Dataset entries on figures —
(begin)
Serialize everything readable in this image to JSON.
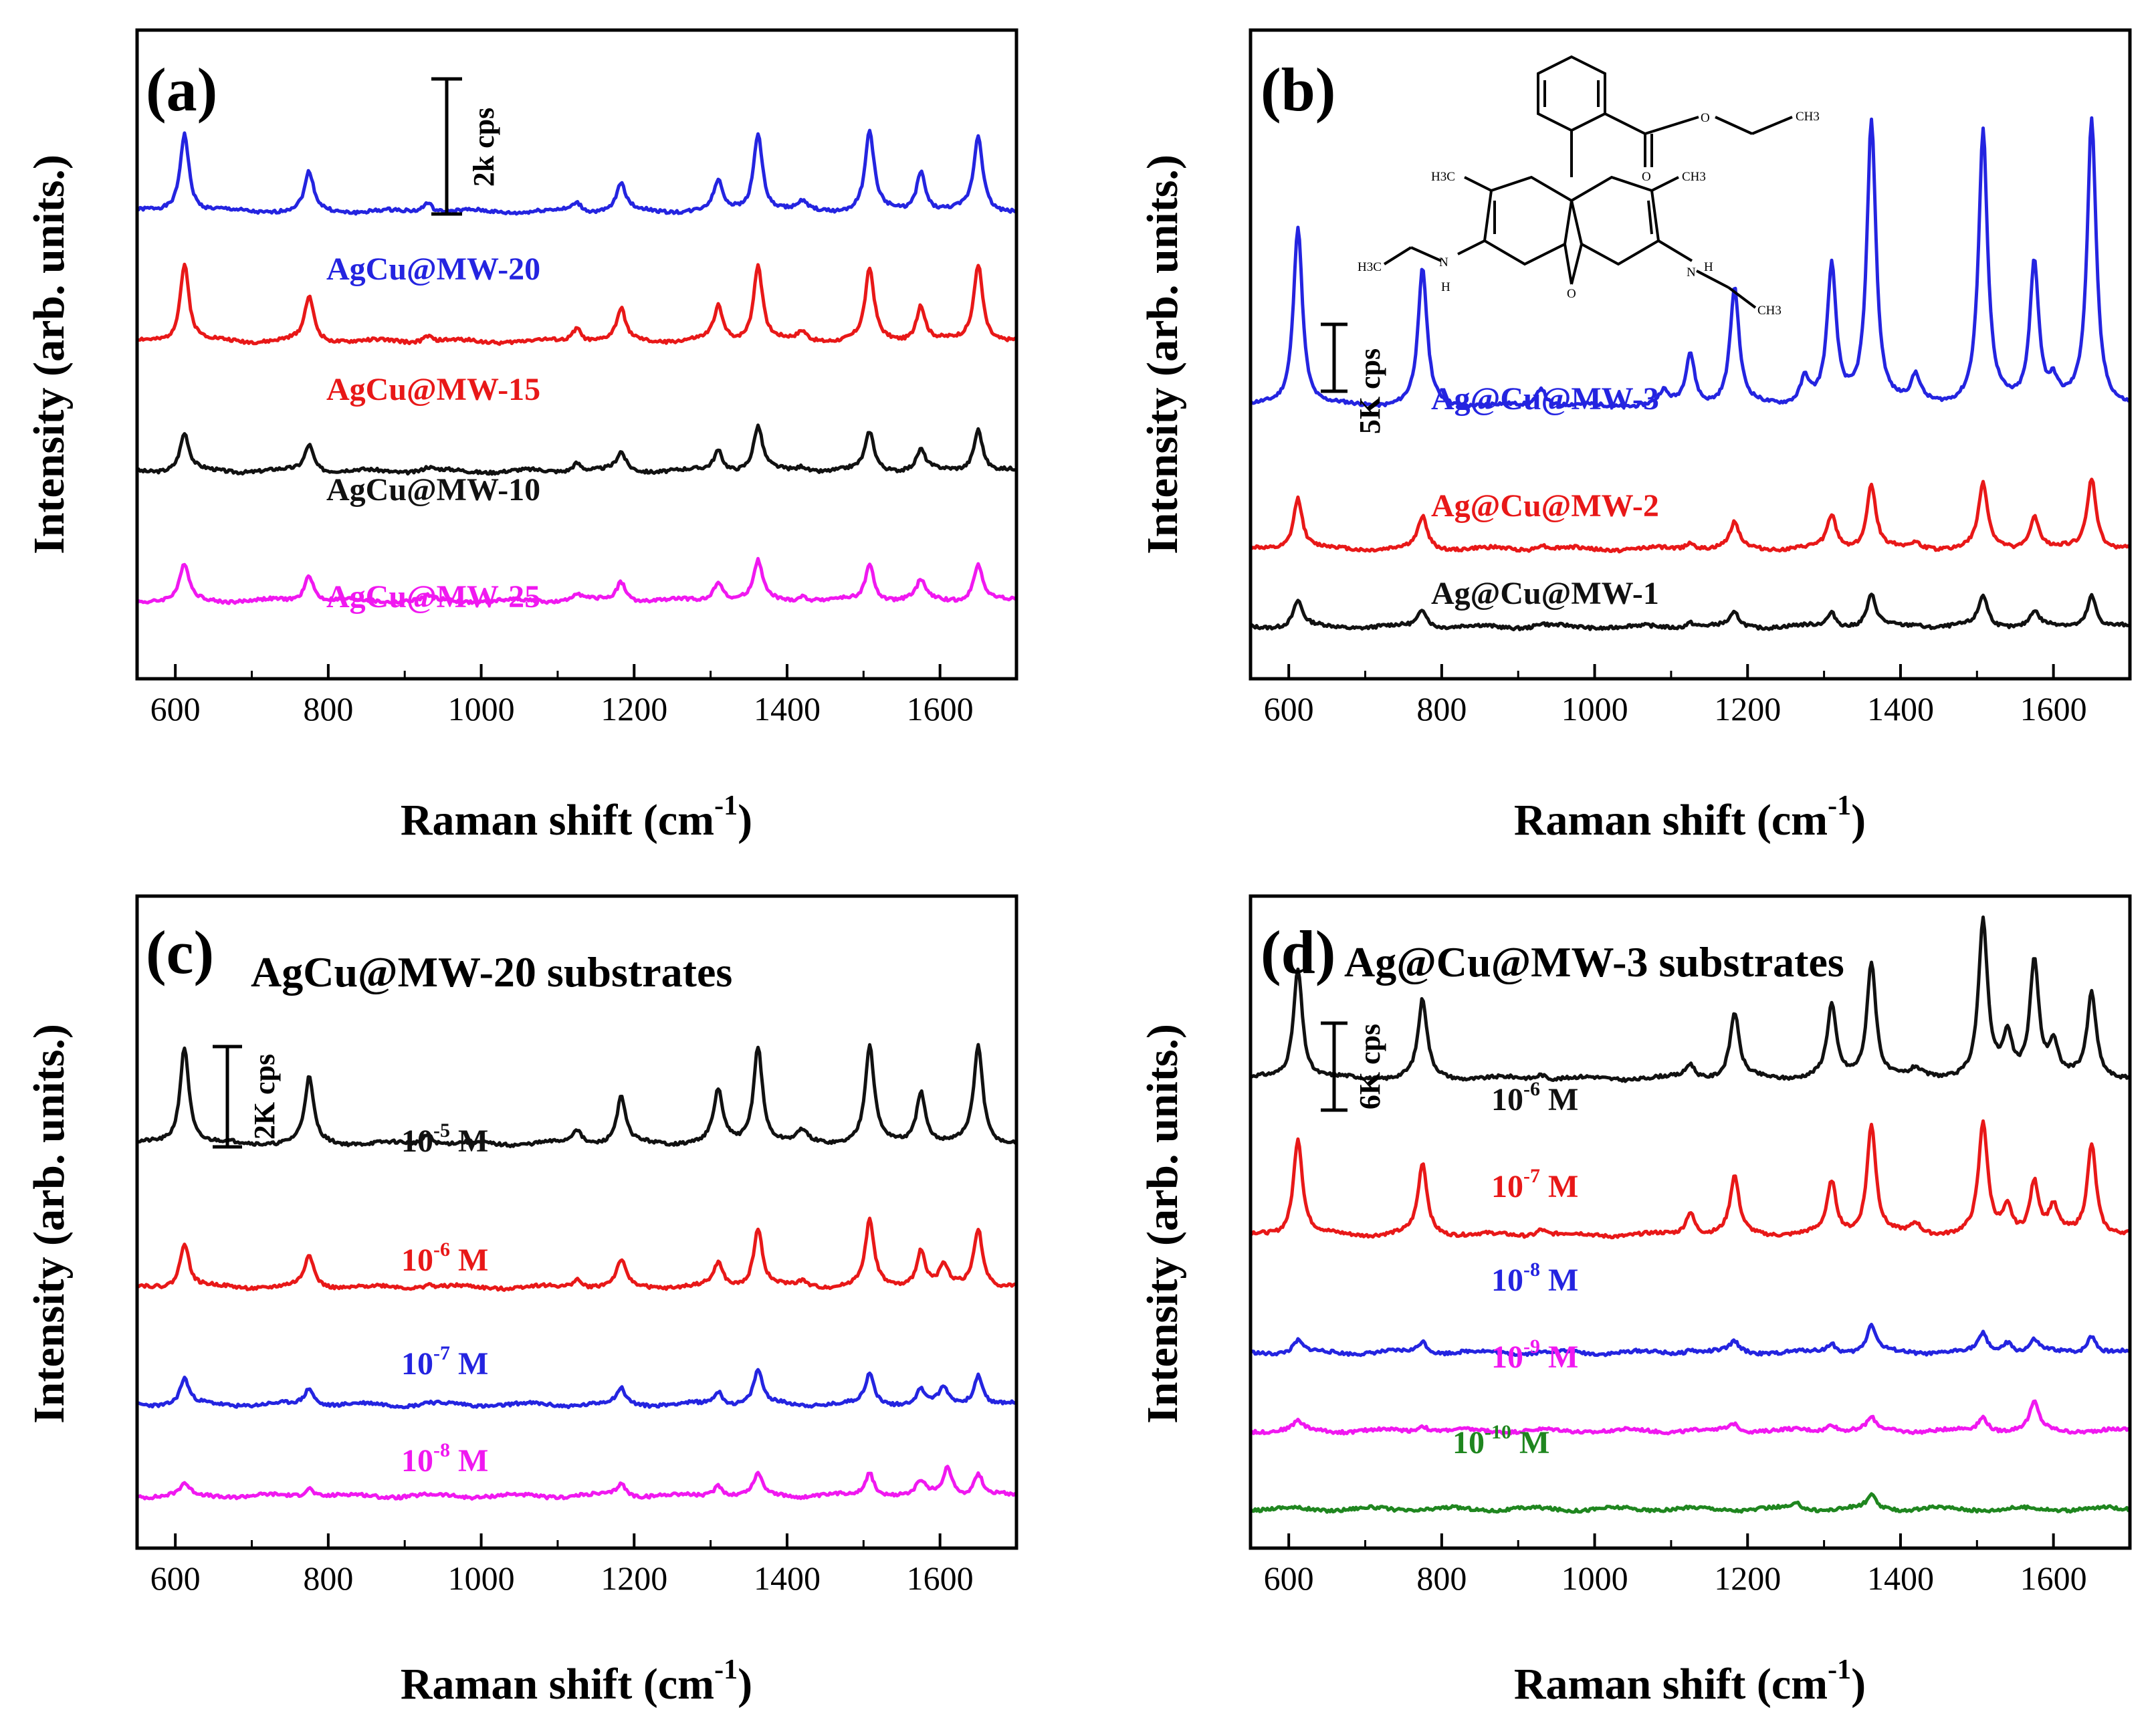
{
  "figure": {
    "description_axis": "Raman shift (cm-1)"
  },
  "chart_data": [
    {
      "type": "line",
      "panel": "(a)",
      "title": "",
      "xlabel": "Raman shift (cm",
      "xlabel_sup": "-1",
      "xlabel_tail": ")",
      "ylabel": "Intensity (arb. units.)",
      "xlim": [
        550,
        1700
      ],
      "xticks": [
        600,
        800,
        1000,
        1200,
        1400,
        1600
      ],
      "scale_bar": "2k cps",
      "series": [
        {
          "name": "AgCu@MW-20",
          "label_base": "AgCu@MW-20",
          "label_sup": "",
          "label_tail": "",
          "color": "#2424e0",
          "offset": 72,
          "peaks": [
            [
              612,
              12.2
            ],
            [
              775,
              6.0
            ],
            [
              930,
              1.6
            ],
            [
              1125,
              1.4
            ],
            [
              1183,
              4.4
            ],
            [
              1310,
              4.5
            ],
            [
              1362,
              12.2
            ],
            [
              1420,
              1.2
            ],
            [
              1508,
              12.2
            ],
            [
              1575,
              6.2
            ],
            [
              1650,
              11.6
            ]
          ]
        },
        {
          "name": "AgCu@MW-15",
          "label_base": "AgCu@MW-15",
          "label_sup": "",
          "label_tail": "",
          "color": "#e81818",
          "offset": 52,
          "peaks": [
            [
              612,
              12.0
            ],
            [
              775,
              7.0
            ],
            [
              930,
              1.0
            ],
            [
              1125,
              2.2
            ],
            [
              1183,
              4.8
            ],
            [
              1310,
              5.2
            ],
            [
              1362,
              11.8
            ],
            [
              1420,
              1.4
            ],
            [
              1508,
              11.0
            ],
            [
              1575,
              5.4
            ],
            [
              1650,
              12.0
            ]
          ]
        },
        {
          "name": "AgCu@MW-10",
          "label_base": "AgCu@MW-10",
          "label_sup": "",
          "label_tail": "",
          "color": "#111111",
          "offset": 32,
          "peaks": [
            [
              612,
              5.8
            ],
            [
              775,
              4.2
            ],
            [
              930,
              0.6
            ],
            [
              1125,
              1.4
            ],
            [
              1183,
              2.8
            ],
            [
              1310,
              3.2
            ],
            [
              1362,
              6.8
            ],
            [
              1420,
              0.8
            ],
            [
              1508,
              6.0
            ],
            [
              1575,
              3.2
            ],
            [
              1650,
              6.6
            ]
          ]
        },
        {
          "name": "AgCu@MW-25",
          "label_base": "AgCu@MW-25",
          "label_sup": "",
          "label_tail": "",
          "color": "#f018f0",
          "offset": 12,
          "peaks": [
            [
              612,
              5.6
            ],
            [
              775,
              4.2
            ],
            [
              930,
              0.6
            ],
            [
              1125,
              1.2
            ],
            [
              1183,
              3.0
            ],
            [
              1310,
              3.2
            ],
            [
              1362,
              6.0
            ],
            [
              1420,
              0.8
            ],
            [
              1508,
              5.6
            ],
            [
              1575,
              3.0
            ],
            [
              1650,
              5.8
            ]
          ]
        }
      ]
    },
    {
      "type": "line",
      "panel": "(b)",
      "title": "",
      "xlabel": "Raman shift (cm",
      "xlabel_sup": "-1",
      "xlabel_tail": ")",
      "ylabel": "Intensity (arb. units.)",
      "xlim": [
        550,
        1700
      ],
      "xticks": [
        600,
        800,
        1000,
        1200,
        1400,
        1600
      ],
      "scale_bar": "5K cps",
      "series": [
        {
          "name": "Ag@Cu@MW-3",
          "label_base": "Ag@Cu@MW-3",
          "label_sup": "",
          "label_tail": "",
          "color": "#2424e0",
          "offset": 42,
          "peaks": [
            [
              612,
              28.0
            ],
            [
              775,
              21.0
            ],
            [
              930,
              3.0
            ],
            [
              1090,
              2.0
            ],
            [
              1125,
              8.0
            ],
            [
              1183,
              18.0
            ],
            [
              1275,
              4.0
            ],
            [
              1310,
              21.0
            ],
            [
              1362,
              44.0
            ],
            [
              1420,
              4.0
            ],
            [
              1508,
              42.0
            ],
            [
              1575,
              22.0
            ],
            [
              1600,
              3.0
            ],
            [
              1650,
              44.0
            ]
          ]
        },
        {
          "name": "Ag@Cu@MW-2",
          "label_base": "Ag@Cu@MW-2",
          "label_sup": "",
          "label_tail": "",
          "color": "#e81818",
          "offset": 20,
          "peaks": [
            [
              612,
              8.0
            ],
            [
              775,
              5.0
            ],
            [
              930,
              0.8
            ],
            [
              1125,
              1.2
            ],
            [
              1183,
              4.0
            ],
            [
              1310,
              5.0
            ],
            [
              1362,
              10.0
            ],
            [
              1420,
              0.8
            ],
            [
              1508,
              10.0
            ],
            [
              1575,
              5.0
            ],
            [
              1650,
              11.0
            ]
          ]
        },
        {
          "name": "Ag@Cu@MW-1",
          "label_base": "Ag@Cu@MW-1",
          "label_sup": "",
          "label_tail": "",
          "color": "#111111",
          "offset": 8,
          "peaks": [
            [
              612,
              4.0
            ],
            [
              775,
              2.8
            ],
            [
              930,
              0.5
            ],
            [
              1125,
              0.8
            ],
            [
              1183,
              2.0
            ],
            [
              1310,
              2.2
            ],
            [
              1362,
              4.8
            ],
            [
              1420,
              0.5
            ],
            [
              1508,
              4.8
            ],
            [
              1575,
              2.4
            ],
            [
              1650,
              5.0
            ]
          ]
        }
      ]
    },
    {
      "type": "line",
      "panel": "(c)",
      "title": "AgCu@MW-20 substrates",
      "xlabel": "Raman shift (cm",
      "xlabel_sup": "-1",
      "xlabel_tail": ")",
      "ylabel": "Intensity (arb. units.)",
      "xlim": [
        550,
        1700
      ],
      "xticks": [
        600,
        800,
        1000,
        1200,
        1400,
        1600
      ],
      "scale_bar": "2K cps",
      "series": [
        {
          "name": "10-5 M",
          "label_base": "10",
          "label_sup": "-5",
          "label_tail": " M",
          "color": "#111111",
          "offset": 62,
          "peaks": [
            [
              612,
              15.0
            ],
            [
              775,
              10.0
            ],
            [
              930,
              1.6
            ],
            [
              1125,
              2.2
            ],
            [
              1183,
              7.0
            ],
            [
              1310,
              8.0
            ],
            [
              1362,
              15.0
            ],
            [
              1420,
              1.8
            ],
            [
              1508,
              15.0
            ],
            [
              1575,
              8.0
            ],
            [
              1650,
              15.0
            ]
          ]
        },
        {
          "name": "10-6 M",
          "label_base": "10",
          "label_sup": "-6",
          "label_tail": " M",
          "color": "#e81818",
          "offset": 40,
          "peaks": [
            [
              612,
              7.0
            ],
            [
              775,
              5.0
            ],
            [
              930,
              0.6
            ],
            [
              1125,
              1.4
            ],
            [
              1183,
              4.0
            ],
            [
              1310,
              3.6
            ],
            [
              1362,
              9.0
            ],
            [
              1420,
              0.8
            ],
            [
              1508,
              10.0
            ],
            [
              1575,
              5.6
            ],
            [
              1605,
              3.0
            ],
            [
              1650,
              9.0
            ]
          ]
        },
        {
          "name": "10-7 M",
          "label_base": "10",
          "label_sup": "-7",
          "label_tail": " M",
          "color": "#2424e0",
          "offset": 22,
          "peaks": [
            [
              612,
              4.0
            ],
            [
              775,
              2.6
            ],
            [
              930,
              0.4
            ],
            [
              1183,
              2.4
            ],
            [
              1310,
              2.0
            ],
            [
              1362,
              5.2
            ],
            [
              1508,
              4.6
            ],
            [
              1575,
              2.2
            ],
            [
              1605,
              2.4
            ],
            [
              1650,
              4.6
            ]
          ]
        },
        {
          "name": "10-8 M",
          "label_base": "10",
          "label_sup": "-8",
          "label_tail": " M",
          "color": "#f018f0",
          "offset": 8,
          "peaks": [
            [
              612,
              1.8
            ],
            [
              775,
              1.4
            ],
            [
              1183,
              2.0
            ],
            [
              1310,
              1.8
            ],
            [
              1362,
              3.2
            ],
            [
              1508,
              3.6
            ],
            [
              1575,
              2.0
            ],
            [
              1610,
              4.4
            ],
            [
              1650,
              3.4
            ]
          ]
        }
      ]
    },
    {
      "type": "line",
      "panel": "(d)",
      "title": "Ag@Cu@MW-3 substrates",
      "xlabel": "Raman shift (cm",
      "xlabel_sup": "-1",
      "xlabel_tail": ")",
      "ylabel": "Intensity (arb. units.)",
      "xlim": [
        550,
        1700
      ],
      "xticks": [
        600,
        800,
        1000,
        1200,
        1400,
        1600
      ],
      "scale_bar": "6K cps",
      "series": [
        {
          "name": "10-6 M",
          "label_base": "10",
          "label_sup": "-6",
          "label_tail": " M",
          "color": "#111111",
          "offset": 72,
          "peaks": [
            [
              612,
              17.0
            ],
            [
              775,
              12.0
            ],
            [
              930,
              0.8
            ],
            [
              1125,
              2.2
            ],
            [
              1183,
              10.0
            ],
            [
              1310,
              11.0
            ],
            [
              1362,
              18.0
            ],
            [
              1420,
              1.2
            ],
            [
              1508,
              24.0
            ],
            [
              1540,
              6.0
            ],
            [
              1575,
              18.0
            ],
            [
              1600,
              5.0
            ],
            [
              1650,
              13.0
            ]
          ]
        },
        {
          "name": "10-7 M",
          "label_base": "10",
          "label_sup": "-7",
          "label_tail": " M",
          "color": "#e81818",
          "offset": 48,
          "peaks": [
            [
              612,
              15.0
            ],
            [
              775,
              11.0
            ],
            [
              930,
              1.0
            ],
            [
              1125,
              3.6
            ],
            [
              1183,
              8.8
            ],
            [
              1310,
              8.0
            ],
            [
              1362,
              17.0
            ],
            [
              1420,
              1.6
            ],
            [
              1508,
              17.0
            ],
            [
              1540,
              4.0
            ],
            [
              1575,
              8.0
            ],
            [
              1600,
              4.0
            ],
            [
              1650,
              14.0
            ]
          ]
        },
        {
          "name": "10-8 M",
          "label_base": "10",
          "label_sup": "-8",
          "label_tail": " M",
          "color": "#2424e0",
          "offset": 30,
          "peaks": [
            [
              612,
              1.8
            ],
            [
              775,
              1.8
            ],
            [
              1125,
              0.6
            ],
            [
              1183,
              1.6
            ],
            [
              1310,
              1.4
            ],
            [
              1362,
              4.2
            ],
            [
              1508,
              2.8
            ],
            [
              1540,
              1.6
            ],
            [
              1575,
              1.8
            ],
            [
              1650,
              2.8
            ]
          ]
        },
        {
          "name": "10-9 M",
          "label_base": "10",
          "label_sup": "-9",
          "label_tail": " M",
          "color": "#f018f0",
          "offset": 18,
          "peaks": [
            [
              612,
              1.4
            ],
            [
              775,
              1.0
            ],
            [
              1183,
              1.2
            ],
            [
              1310,
              1.2
            ],
            [
              1362,
              1.8
            ],
            [
              1508,
              2.2
            ],
            [
              1575,
              4.2
            ]
          ]
        },
        {
          "name": "10-10 M",
          "label_base": "10",
          "label_sup": "-10",
          "label_tail": " M",
          "color": "#1f861f",
          "offset": 6,
          "peaks": [
            [
              1265,
              0.8
            ],
            [
              1362,
              2.0
            ]
          ]
        }
      ]
    }
  ],
  "molecule": {
    "labels": [
      "H3C",
      "CH3",
      "H3C",
      "CH3",
      "CH3",
      "N",
      "H",
      "N",
      "H",
      "O",
      "O",
      "O"
    ]
  }
}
(end)
Show every line above in which the word "AgCu" occurs.

Response to this exercise —
          "name": "AgCu@MW-20",
          "label_base": "AgCu@MW-20",
          "name": "AgCu@MW-15",
          "label_base": "AgCu@MW-15",
          "name": "AgCu@MW-10",
          "label_base": "AgCu@MW-10",
          "name": "AgCu@MW-25",
          "label_base": "AgCu@MW-25",
      "title": "AgCu@MW-20 substrates",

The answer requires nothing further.